Instructions to follow -
In the records that follow, show each line where the word "screenshot" is present.

Data for the task -
━━━━━━
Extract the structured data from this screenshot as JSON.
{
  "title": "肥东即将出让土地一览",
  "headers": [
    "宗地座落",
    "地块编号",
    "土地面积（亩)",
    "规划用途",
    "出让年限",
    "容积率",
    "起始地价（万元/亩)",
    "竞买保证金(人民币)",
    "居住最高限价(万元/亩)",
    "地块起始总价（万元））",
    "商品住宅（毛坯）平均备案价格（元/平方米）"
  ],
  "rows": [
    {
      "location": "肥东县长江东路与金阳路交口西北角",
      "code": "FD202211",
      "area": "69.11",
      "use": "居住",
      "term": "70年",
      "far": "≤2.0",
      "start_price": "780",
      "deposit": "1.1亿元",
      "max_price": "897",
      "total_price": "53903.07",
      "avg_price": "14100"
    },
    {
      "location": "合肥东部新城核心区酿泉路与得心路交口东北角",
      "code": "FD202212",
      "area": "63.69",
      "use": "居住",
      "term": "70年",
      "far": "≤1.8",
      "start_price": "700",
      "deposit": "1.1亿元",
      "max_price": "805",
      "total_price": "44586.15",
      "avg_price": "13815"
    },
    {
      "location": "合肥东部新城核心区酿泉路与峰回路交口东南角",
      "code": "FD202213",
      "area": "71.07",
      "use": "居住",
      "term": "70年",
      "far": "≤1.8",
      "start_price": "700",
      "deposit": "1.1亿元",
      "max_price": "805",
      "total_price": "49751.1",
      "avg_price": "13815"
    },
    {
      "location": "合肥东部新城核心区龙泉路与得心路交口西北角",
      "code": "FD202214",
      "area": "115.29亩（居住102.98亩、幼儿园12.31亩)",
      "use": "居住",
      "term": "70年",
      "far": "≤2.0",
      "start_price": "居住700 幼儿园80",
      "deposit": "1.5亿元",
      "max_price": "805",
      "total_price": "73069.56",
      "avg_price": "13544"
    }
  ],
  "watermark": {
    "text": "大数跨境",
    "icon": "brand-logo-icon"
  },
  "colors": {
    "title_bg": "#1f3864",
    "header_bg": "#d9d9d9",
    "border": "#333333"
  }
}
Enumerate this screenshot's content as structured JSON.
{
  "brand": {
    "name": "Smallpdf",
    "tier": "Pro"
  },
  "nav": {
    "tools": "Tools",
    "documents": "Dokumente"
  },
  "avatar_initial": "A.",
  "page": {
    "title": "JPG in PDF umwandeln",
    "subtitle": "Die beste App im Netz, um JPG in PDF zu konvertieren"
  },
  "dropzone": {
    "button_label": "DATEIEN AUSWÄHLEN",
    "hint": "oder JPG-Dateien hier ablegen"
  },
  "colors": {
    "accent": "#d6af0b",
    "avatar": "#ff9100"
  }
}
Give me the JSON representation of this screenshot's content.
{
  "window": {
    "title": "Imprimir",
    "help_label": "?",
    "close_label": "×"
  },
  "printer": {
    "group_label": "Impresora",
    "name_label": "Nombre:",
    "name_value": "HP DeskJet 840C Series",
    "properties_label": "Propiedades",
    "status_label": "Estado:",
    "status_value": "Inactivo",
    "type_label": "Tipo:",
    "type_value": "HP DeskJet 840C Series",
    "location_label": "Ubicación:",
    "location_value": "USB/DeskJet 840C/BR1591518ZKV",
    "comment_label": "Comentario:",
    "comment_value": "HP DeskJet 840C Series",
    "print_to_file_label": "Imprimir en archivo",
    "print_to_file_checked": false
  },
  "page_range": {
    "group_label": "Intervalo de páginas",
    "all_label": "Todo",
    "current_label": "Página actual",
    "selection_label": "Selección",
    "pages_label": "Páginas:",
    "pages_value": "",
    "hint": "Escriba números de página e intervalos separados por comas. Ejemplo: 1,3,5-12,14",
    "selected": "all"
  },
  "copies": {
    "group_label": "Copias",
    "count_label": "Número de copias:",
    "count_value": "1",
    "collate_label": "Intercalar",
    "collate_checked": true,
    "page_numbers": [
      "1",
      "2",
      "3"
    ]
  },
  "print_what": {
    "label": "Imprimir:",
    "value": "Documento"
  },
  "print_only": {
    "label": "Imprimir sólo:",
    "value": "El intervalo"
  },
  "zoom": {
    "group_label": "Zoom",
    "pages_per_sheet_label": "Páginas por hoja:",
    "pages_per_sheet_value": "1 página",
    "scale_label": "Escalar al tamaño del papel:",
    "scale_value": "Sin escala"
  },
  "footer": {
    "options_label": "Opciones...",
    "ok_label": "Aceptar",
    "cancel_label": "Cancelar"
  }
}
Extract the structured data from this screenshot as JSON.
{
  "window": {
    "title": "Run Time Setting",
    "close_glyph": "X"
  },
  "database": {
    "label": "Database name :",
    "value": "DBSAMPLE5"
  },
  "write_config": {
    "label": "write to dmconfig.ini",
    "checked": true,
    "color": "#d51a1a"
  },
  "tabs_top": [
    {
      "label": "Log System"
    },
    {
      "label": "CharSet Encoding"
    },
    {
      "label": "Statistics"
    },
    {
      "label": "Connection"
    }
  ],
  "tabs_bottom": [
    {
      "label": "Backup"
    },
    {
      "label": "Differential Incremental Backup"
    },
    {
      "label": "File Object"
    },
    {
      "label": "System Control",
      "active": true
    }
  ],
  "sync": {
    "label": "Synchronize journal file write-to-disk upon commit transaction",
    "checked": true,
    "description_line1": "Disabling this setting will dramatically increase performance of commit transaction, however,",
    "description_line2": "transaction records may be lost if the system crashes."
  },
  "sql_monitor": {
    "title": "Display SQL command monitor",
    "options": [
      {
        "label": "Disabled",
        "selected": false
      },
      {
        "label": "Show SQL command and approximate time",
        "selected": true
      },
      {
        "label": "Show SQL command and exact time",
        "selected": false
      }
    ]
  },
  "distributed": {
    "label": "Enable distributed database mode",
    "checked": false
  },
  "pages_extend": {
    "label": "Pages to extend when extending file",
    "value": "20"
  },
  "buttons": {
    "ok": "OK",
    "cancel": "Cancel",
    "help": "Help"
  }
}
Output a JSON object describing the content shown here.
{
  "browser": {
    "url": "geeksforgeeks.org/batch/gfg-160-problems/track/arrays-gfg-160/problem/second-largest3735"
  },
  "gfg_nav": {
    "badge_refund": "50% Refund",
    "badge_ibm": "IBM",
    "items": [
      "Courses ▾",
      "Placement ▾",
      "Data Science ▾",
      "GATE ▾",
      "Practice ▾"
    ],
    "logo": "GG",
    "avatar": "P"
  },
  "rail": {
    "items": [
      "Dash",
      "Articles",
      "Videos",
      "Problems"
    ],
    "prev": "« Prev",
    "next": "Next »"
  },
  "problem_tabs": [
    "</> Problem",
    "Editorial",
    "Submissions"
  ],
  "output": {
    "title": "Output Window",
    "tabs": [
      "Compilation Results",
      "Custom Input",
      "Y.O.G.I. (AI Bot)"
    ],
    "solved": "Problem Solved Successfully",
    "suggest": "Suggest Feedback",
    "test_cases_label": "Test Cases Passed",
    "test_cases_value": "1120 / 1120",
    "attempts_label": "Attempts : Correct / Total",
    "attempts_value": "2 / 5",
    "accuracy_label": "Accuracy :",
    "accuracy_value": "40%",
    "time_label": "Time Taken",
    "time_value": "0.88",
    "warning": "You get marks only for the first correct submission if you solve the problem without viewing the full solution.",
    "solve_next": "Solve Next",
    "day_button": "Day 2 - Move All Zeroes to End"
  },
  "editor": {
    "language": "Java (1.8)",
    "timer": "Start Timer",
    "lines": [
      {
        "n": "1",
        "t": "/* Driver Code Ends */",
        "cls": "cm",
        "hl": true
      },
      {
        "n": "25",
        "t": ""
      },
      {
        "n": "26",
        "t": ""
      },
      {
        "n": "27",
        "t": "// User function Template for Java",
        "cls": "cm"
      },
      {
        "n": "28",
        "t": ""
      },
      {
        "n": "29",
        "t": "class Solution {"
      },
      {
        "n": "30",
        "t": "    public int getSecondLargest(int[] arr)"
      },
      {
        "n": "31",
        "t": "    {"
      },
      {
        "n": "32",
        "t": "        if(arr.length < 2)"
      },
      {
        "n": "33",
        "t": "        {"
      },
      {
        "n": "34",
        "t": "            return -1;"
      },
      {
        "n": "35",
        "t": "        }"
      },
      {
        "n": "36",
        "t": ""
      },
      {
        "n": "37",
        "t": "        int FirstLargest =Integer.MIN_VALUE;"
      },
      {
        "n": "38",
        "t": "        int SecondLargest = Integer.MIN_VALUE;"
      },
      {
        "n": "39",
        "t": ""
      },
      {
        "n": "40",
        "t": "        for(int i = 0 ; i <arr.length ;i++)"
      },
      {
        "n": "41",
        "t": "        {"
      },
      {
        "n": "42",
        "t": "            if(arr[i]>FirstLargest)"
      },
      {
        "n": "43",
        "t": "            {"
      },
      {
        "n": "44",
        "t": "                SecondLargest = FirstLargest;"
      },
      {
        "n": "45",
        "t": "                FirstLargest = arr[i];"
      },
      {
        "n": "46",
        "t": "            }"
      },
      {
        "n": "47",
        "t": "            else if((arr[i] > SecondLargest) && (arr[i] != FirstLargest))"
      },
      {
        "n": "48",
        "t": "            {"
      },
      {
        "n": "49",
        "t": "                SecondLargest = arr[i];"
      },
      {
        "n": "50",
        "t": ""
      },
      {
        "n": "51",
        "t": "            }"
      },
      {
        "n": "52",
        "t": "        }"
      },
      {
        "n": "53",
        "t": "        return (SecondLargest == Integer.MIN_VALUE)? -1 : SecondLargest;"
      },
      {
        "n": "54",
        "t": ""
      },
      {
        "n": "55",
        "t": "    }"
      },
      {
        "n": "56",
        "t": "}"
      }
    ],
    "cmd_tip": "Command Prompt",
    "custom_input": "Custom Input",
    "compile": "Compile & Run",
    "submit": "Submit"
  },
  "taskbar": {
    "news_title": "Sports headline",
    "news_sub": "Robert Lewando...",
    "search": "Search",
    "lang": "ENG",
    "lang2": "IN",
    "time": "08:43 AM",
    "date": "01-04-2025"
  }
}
━━━━━━
Written answer -
Extract the structured data from this screenshot as JSON.
Enumerate this screenshot's content as structured JSON.
Give me the JSON representation of this screenshot's content.
Extract the structured data from this screenshot as JSON.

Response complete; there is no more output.